» PROBLEM DESCRIPTION
Provide the records once more, identical to the original.

___ INPUT RECORDS ___

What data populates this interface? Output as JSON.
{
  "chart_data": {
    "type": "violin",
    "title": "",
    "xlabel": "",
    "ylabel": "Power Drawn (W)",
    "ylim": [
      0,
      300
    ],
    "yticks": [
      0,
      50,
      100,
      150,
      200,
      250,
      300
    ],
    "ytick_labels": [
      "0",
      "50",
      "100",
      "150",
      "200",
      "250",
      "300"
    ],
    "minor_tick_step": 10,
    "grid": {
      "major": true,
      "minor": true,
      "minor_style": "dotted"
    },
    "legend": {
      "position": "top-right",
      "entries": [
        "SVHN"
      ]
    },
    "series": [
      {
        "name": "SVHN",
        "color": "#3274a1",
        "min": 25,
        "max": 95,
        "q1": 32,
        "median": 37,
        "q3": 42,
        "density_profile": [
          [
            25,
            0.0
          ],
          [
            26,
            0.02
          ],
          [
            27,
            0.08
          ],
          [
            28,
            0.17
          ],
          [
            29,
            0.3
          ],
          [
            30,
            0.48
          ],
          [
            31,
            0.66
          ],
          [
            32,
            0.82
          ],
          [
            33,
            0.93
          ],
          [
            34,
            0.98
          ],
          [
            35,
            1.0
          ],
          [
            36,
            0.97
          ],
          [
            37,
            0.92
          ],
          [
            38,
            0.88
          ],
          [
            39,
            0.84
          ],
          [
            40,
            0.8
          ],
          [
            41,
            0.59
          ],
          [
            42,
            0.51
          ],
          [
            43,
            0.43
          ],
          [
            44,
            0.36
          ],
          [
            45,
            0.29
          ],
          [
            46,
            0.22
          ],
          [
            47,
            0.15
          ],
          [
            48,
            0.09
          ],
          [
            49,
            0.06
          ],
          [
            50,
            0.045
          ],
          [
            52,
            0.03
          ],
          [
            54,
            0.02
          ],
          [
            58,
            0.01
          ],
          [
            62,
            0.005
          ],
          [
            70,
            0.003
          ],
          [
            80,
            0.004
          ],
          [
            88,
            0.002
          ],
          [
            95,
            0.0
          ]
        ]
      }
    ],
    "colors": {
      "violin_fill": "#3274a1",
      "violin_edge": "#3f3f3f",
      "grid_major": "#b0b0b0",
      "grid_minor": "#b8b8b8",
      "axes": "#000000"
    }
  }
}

___

» WRITTEN SOLUTION
What data populates this interface? Output as JSON.
{
  "chart_data": {
    "type": "violin",
    "title": "",
    "xlabel": "",
    "ylabel": "Power Drawn (W)",
    "ylim": [
      0,
      300
    ],
    "yticks": [
      0,
      50,
      100,
      150,
      200,
      250,
      300
    ],
    "ytick_labels": [
      "0",
      "50",
      "100",
      "150",
      "200",
      "250",
      "300"
    ],
    "minor_tick_step": 10,
    "grid": {
      "major": true,
      "minor": true,
      "minor_style": "dotted"
    },
    "legend": {
      "position": "top-right",
      "entries": [
        "SVHN"
      ]
    },
    "series": [
      {
        "name": "SVHN",
        "color": "#3274a1",
        "min": 25,
        "max": 95,
        "q1": 32,
        "median": 37,
        "q3": 42,
        "density_profile": [
          [
            25,
            0.0
          ],
          [
            26,
            0.02
          ],
          [
            27,
            0.08
          ],
          [
            28,
            0.17
          ],
          [
            29,
            0.3
          ],
          [
            30,
            0.48
          ],
          [
            31,
            0.66
          ],
          [
            32,
            0.82
          ],
          [
            33,
            0.93
          ],
          [
            34,
            0.98
          ],
          [
            35,
            1.0
          ],
          [
            36,
            0.97
          ],
          [
            37,
            0.92
          ],
          [
            38,
            0.88
          ],
          [
            39,
            0.84
          ],
          [
            40,
            0.8
          ],
          [
            41,
            0.59
          ],
          [
            42,
            0.51
          ],
          [
            43,
            0.43
          ],
          [
            44,
            0.36
          ],
          [
            45,
            0.29
          ],
          [
            46,
            0.22
          ],
          [
            47,
            0.15
          ],
          [
            48,
            0.09
          ],
          [
            49,
            0.06
          ],
          [
            50,
            0.045
          ],
          [
            52,
            0.03
          ],
          [
            54,
            0.02
          ],
          [
            58,
            0.01
          ],
          [
            62,
            0.005
          ],
          [
            70,
            0.003
          ],
          [
            80,
            0.004
          ],
          [
            88,
            0.002
          ],
          [
            95,
            0.0
          ]
        ]
      }
    ],
    "colors": {
      "violin_fill": "#3274a1",
      "violin_edge": "#3f3f3f",
      "grid_major": "#b0b0b0",
      "grid_minor": "#b8b8b8",
      "axes": "#000000"
    }
  }
}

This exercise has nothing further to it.